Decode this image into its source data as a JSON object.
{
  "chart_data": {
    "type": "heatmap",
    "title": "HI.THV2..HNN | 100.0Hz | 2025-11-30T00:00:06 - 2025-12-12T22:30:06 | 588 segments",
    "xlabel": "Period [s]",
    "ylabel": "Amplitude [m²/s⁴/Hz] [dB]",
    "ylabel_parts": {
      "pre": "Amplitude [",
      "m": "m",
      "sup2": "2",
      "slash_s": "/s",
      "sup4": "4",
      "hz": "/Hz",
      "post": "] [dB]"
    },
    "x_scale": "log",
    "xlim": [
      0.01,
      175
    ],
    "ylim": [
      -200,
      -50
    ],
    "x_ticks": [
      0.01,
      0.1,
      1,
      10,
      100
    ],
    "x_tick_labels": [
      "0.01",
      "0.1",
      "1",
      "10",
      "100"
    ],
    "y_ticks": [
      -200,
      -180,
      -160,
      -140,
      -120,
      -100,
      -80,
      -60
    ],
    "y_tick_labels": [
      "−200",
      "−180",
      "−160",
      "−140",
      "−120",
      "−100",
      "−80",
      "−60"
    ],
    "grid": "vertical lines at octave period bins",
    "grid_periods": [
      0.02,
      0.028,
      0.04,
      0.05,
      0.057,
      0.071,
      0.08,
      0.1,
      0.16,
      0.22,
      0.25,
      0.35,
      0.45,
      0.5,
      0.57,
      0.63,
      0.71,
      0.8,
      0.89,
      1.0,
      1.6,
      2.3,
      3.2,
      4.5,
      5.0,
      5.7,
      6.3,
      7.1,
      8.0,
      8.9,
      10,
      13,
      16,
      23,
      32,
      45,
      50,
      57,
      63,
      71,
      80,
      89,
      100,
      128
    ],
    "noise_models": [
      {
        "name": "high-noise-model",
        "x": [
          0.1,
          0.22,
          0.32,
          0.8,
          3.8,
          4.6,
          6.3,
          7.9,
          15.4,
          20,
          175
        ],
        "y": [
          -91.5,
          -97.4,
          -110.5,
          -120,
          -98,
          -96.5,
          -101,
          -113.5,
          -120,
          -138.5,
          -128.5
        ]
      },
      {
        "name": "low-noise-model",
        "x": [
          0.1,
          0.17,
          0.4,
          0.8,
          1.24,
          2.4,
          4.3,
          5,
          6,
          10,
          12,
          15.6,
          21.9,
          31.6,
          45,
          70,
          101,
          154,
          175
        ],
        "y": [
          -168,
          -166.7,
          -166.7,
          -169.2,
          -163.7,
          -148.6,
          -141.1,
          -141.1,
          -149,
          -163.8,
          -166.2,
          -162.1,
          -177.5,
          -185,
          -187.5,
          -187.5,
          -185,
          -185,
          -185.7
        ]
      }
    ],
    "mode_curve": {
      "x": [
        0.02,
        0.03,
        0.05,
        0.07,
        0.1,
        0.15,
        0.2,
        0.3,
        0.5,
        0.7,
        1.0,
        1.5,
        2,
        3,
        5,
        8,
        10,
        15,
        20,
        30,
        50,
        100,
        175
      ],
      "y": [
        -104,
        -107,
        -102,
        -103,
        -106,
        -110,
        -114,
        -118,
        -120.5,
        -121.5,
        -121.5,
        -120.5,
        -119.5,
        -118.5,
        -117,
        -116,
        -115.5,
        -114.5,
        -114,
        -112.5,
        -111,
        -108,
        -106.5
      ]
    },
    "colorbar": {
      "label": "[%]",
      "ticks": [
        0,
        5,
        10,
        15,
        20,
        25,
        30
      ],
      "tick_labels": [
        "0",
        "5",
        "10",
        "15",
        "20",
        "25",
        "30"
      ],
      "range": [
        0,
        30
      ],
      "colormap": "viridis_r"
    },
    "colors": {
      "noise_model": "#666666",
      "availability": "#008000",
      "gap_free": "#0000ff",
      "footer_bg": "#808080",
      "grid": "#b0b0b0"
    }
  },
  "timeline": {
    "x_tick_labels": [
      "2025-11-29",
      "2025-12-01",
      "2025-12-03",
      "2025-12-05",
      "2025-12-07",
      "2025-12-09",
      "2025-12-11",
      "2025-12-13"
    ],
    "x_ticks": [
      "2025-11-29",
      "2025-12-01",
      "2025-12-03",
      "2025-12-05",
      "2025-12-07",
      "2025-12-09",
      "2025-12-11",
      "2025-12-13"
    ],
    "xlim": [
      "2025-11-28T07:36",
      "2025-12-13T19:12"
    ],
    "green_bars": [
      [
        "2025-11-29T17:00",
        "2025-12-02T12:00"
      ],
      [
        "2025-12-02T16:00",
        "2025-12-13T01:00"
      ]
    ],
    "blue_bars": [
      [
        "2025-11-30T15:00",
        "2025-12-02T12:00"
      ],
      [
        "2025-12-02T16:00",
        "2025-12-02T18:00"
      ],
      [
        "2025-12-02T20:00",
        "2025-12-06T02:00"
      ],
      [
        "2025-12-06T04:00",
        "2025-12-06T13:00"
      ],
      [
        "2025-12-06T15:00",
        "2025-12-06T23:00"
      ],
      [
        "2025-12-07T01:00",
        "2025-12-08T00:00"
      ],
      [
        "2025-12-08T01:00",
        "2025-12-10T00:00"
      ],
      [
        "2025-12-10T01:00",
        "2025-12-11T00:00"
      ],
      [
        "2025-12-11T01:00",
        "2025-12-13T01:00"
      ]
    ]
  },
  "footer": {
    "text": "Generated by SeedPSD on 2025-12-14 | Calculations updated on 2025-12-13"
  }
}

----

*INSTRUCTIONS FOR THE TASK*:
From the entries above, return each line with the word "Amplitude" in it.

*OUTPUT BELOW*:
    "ylabel": "Amplitude [m²/s⁴/Hz] [dB]",
      "pre": "Amplitude [",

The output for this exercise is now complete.